* EXERCISE GOAL: Give the number of lines containing the word "este" and nothing more.

* Stored data entries:
--------

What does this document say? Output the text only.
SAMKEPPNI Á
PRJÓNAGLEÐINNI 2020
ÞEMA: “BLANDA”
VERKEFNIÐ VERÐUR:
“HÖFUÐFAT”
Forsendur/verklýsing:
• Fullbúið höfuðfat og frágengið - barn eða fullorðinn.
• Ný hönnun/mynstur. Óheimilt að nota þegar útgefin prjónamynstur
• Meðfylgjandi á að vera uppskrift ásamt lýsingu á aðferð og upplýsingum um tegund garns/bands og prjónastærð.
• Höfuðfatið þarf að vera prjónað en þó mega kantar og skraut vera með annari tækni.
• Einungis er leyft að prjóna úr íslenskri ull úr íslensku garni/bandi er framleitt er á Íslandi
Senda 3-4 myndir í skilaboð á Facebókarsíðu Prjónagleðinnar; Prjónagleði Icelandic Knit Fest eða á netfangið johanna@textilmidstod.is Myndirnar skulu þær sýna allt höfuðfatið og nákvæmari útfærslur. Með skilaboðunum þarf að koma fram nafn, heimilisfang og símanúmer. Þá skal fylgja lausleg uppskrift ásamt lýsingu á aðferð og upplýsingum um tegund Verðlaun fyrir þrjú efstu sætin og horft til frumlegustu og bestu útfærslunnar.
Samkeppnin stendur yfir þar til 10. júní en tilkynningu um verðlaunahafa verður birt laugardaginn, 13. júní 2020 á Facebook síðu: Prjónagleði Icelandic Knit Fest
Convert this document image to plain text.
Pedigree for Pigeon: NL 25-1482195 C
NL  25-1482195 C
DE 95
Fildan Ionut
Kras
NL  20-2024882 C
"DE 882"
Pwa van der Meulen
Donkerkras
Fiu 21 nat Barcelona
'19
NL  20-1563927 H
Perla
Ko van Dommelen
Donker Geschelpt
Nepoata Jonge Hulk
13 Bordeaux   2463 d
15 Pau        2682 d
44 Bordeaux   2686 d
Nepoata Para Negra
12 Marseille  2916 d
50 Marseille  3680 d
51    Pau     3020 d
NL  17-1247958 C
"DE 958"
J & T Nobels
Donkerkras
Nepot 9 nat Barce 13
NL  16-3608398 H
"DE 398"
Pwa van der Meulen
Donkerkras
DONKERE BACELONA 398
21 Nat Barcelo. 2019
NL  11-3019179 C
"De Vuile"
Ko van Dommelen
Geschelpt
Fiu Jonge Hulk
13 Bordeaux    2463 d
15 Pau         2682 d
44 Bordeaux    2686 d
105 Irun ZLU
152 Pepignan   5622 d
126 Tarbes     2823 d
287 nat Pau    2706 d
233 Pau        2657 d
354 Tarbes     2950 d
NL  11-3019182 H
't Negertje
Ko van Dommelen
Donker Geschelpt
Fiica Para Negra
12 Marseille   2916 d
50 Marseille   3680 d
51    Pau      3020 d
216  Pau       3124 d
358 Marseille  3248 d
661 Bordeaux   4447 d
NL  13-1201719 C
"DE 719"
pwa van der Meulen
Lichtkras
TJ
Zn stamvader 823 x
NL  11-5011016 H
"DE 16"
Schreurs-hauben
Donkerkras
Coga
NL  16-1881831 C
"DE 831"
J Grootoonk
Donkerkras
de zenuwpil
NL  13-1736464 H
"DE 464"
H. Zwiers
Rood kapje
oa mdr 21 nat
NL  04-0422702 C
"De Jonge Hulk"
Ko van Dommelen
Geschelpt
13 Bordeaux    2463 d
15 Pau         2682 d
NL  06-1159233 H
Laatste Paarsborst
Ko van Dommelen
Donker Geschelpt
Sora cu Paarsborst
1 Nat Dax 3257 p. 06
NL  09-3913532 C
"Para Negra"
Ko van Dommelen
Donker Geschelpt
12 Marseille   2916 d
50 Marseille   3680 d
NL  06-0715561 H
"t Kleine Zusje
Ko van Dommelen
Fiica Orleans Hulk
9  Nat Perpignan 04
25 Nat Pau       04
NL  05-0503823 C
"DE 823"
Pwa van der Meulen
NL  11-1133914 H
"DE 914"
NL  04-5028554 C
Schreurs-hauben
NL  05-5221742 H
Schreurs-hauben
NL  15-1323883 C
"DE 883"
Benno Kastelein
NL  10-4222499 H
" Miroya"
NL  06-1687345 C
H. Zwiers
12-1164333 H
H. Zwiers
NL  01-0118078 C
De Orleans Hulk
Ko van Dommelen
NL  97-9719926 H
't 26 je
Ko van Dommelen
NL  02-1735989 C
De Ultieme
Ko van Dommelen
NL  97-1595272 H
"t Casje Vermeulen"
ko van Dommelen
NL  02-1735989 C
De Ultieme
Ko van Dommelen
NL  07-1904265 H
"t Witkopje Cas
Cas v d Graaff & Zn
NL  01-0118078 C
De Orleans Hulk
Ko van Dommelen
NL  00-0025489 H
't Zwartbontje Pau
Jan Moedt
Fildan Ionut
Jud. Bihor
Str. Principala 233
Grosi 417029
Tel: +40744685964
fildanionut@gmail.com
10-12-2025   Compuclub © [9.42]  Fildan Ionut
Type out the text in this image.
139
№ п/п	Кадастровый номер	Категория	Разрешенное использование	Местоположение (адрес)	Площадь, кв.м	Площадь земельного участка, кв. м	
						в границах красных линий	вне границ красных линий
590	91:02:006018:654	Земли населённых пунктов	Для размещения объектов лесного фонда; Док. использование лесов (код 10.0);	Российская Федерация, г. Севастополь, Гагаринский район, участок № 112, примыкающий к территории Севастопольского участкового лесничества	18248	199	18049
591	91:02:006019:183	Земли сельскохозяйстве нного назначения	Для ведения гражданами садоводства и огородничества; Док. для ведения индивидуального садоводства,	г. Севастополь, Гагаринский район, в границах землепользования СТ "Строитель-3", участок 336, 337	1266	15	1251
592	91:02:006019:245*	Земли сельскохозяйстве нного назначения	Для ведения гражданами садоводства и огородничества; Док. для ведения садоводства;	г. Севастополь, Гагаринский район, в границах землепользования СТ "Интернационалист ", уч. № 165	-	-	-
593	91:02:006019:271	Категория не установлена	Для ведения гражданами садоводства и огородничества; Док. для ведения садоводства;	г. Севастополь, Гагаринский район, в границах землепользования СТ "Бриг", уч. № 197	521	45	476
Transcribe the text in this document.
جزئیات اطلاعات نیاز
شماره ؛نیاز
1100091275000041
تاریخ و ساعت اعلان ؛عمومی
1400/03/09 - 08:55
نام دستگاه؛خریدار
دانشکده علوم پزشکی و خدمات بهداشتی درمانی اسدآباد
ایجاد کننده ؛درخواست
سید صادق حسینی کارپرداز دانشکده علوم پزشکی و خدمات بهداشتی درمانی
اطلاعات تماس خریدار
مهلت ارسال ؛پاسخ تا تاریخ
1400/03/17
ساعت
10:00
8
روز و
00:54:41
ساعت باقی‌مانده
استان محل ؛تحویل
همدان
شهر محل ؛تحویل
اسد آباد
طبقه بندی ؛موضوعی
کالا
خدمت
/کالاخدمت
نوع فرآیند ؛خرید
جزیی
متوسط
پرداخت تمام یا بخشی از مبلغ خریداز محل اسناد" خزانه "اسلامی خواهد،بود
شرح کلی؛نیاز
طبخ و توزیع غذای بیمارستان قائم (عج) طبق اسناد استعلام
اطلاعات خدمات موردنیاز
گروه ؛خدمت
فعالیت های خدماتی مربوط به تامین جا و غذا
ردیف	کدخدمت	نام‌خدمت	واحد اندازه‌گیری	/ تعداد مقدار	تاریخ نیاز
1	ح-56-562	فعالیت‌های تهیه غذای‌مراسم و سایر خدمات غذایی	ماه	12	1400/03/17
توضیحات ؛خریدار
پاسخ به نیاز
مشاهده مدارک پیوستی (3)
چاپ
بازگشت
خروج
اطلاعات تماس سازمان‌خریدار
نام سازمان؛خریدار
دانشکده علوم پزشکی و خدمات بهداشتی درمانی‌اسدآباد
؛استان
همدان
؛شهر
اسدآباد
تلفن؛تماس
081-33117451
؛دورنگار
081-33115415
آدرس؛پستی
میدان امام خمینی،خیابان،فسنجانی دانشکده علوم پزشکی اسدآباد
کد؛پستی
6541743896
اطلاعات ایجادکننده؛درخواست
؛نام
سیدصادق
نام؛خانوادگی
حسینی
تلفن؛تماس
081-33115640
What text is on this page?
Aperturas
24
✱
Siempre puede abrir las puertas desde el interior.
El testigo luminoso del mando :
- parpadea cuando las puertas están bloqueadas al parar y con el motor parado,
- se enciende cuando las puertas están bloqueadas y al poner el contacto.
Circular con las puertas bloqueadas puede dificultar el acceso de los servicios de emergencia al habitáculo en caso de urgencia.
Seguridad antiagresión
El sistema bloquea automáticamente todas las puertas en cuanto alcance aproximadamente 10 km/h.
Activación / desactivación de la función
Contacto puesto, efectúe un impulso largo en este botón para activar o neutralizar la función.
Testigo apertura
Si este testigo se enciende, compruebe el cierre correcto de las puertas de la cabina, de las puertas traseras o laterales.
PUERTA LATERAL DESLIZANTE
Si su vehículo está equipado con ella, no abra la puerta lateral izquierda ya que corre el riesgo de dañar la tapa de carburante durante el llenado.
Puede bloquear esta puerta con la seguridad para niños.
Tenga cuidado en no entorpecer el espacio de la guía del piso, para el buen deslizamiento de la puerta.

--------

* WRITTEN RESPONSE: 2